-- START --

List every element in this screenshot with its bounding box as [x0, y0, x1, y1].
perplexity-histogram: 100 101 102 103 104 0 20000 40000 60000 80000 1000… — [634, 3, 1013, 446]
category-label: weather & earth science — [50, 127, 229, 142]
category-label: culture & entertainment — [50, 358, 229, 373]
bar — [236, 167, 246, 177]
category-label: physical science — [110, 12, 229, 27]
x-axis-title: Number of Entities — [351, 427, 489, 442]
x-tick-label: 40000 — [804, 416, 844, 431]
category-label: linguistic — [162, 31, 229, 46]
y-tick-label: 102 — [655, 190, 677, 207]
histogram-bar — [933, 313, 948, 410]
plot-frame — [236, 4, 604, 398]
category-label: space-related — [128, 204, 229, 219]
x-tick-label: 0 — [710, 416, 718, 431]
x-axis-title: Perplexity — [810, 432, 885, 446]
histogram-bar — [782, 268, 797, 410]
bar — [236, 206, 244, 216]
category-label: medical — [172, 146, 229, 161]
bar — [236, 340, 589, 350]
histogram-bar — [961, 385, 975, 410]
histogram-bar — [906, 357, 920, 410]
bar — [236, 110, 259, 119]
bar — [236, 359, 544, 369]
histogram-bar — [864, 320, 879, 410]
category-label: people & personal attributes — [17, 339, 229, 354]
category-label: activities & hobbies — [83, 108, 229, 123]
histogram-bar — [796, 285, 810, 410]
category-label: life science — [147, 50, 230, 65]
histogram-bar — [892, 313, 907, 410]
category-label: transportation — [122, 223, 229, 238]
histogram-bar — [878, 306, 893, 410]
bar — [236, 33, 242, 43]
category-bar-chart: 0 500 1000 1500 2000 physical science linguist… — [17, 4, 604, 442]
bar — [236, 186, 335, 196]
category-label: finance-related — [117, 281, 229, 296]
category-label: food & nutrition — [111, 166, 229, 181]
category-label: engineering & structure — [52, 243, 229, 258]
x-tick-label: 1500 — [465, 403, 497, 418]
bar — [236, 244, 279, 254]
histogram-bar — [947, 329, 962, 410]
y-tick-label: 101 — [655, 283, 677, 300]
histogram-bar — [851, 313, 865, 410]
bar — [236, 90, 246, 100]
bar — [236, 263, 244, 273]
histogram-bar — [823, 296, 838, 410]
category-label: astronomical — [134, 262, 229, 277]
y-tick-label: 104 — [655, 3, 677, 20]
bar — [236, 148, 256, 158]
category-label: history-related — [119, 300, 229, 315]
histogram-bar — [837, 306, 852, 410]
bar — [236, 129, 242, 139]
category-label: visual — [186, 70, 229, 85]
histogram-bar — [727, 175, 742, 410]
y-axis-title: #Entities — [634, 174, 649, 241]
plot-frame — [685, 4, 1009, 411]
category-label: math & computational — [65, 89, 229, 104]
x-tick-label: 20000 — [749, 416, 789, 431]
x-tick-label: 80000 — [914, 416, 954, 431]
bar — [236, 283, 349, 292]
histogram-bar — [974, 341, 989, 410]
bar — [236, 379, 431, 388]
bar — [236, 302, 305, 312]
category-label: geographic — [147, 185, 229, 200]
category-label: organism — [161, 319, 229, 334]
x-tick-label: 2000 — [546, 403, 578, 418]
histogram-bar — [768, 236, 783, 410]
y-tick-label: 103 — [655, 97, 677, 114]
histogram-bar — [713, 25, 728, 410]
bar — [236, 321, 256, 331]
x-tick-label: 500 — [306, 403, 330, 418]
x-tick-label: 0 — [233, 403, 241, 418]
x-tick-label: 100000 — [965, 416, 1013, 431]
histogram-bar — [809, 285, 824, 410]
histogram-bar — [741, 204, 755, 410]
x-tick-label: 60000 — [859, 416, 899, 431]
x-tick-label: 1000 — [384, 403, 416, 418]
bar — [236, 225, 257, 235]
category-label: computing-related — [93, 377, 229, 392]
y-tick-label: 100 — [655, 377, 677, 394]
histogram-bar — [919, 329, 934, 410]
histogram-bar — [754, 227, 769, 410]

-- END --

• DIRECTIONS
Retype every line of the data above without changing anything.

• RESPONSE BELOW
List every element in this screenshot with its bounding box as [x0, y0, x1, y1].
perplexity-histogram: 100 101 102 103 104 0 20000 40000 60000 80000 1000… — [634, 3, 1013, 446]
category-label: weather & earth science — [50, 127, 229, 142]
category-label: culture & entertainment — [50, 358, 229, 373]
bar — [236, 167, 246, 177]
category-label: physical science — [110, 12, 229, 27]
x-axis-title: Number of Entities — [351, 427, 489, 442]
x-tick-label: 40000 — [804, 416, 844, 431]
category-label: linguistic — [162, 31, 229, 46]
y-tick-label: 102 — [655, 190, 677, 207]
histogram-bar — [933, 313, 948, 410]
plot-frame — [236, 4, 604, 398]
category-label: space-related — [128, 204, 229, 219]
x-tick-label: 0 — [710, 416, 718, 431]
x-axis-title: Perplexity — [810, 432, 885, 446]
histogram-bar — [782, 268, 797, 410]
bar — [236, 206, 244, 216]
category-label: medical — [172, 146, 229, 161]
bar — [236, 340, 589, 350]
histogram-bar — [961, 385, 975, 410]
histogram-bar — [906, 357, 920, 410]
bar — [236, 110, 259, 119]
bar — [236, 359, 544, 369]
histogram-bar — [864, 320, 879, 410]
category-label: people & personal attributes — [17, 339, 229, 354]
category-label: activities & hobbies — [83, 108, 229, 123]
histogram-bar — [796, 285, 810, 410]
category-label: life science — [147, 50, 230, 65]
histogram-bar — [892, 313, 907, 410]
category-label: transportation — [122, 223, 229, 238]
histogram-bar — [878, 306, 893, 410]
bar — [236, 33, 242, 43]
category-bar-chart: 0 500 1000 1500 2000 physical science linguist… — [17, 4, 604, 442]
bar — [236, 186, 335, 196]
category-label: finance-related — [117, 281, 229, 296]
category-label: food & nutrition — [111, 166, 229, 181]
category-label: engineering & structure — [52, 243, 229, 258]
x-tick-label: 1500 — [465, 403, 497, 418]
bar — [236, 244, 279, 254]
histogram-bar — [947, 329, 962, 410]
y-tick-label: 101 — [655, 283, 677, 300]
histogram-bar — [851, 313, 865, 410]
bar — [236, 90, 246, 100]
bar — [236, 263, 244, 273]
histogram-bar — [823, 296, 838, 410]
category-label: astronomical — [134, 262, 229, 277]
y-tick-label: 104 — [655, 3, 677, 20]
bar — [236, 148, 256, 158]
category-label: history-related — [119, 300, 229, 315]
histogram-bar — [837, 306, 852, 410]
bar — [236, 129, 242, 139]
category-label: visual — [186, 70, 229, 85]
histogram-bar — [727, 175, 742, 410]
y-axis-title: #Entities — [634, 174, 649, 241]
plot-frame — [685, 4, 1009, 411]
category-label: math & computational — [65, 89, 229, 104]
x-tick-label: 20000 — [749, 416, 789, 431]
x-tick-label: 80000 — [914, 416, 954, 431]
bar — [236, 283, 349, 292]
histogram-bar — [974, 341, 989, 410]
bar — [236, 379, 431, 388]
bar — [236, 302, 305, 312]
category-label: geographic — [147, 185, 229, 200]
category-label: organism — [161, 319, 229, 334]
x-tick-label: 2000 — [546, 403, 578, 418]
histogram-bar — [768, 236, 783, 410]
y-tick-label: 103 — [655, 97, 677, 114]
histogram-bar — [713, 25, 728, 410]
bar — [236, 321, 256, 331]
x-tick-label: 500 — [306, 403, 330, 418]
x-tick-label: 0 — [233, 403, 241, 418]
x-tick-label: 100000 — [965, 416, 1013, 431]
histogram-bar — [809, 285, 824, 410]
histogram-bar — [741, 204, 755, 410]
x-tick-label: 60000 — [859, 416, 899, 431]
x-tick-label: 1000 — [384, 403, 416, 418]
bar — [236, 225, 257, 235]
category-label: computing-related — [93, 377, 229, 392]
y-tick-label: 100 — [655, 377, 677, 394]
histogram-bar — [919, 329, 934, 410]
histogram-bar — [754, 227, 769, 410]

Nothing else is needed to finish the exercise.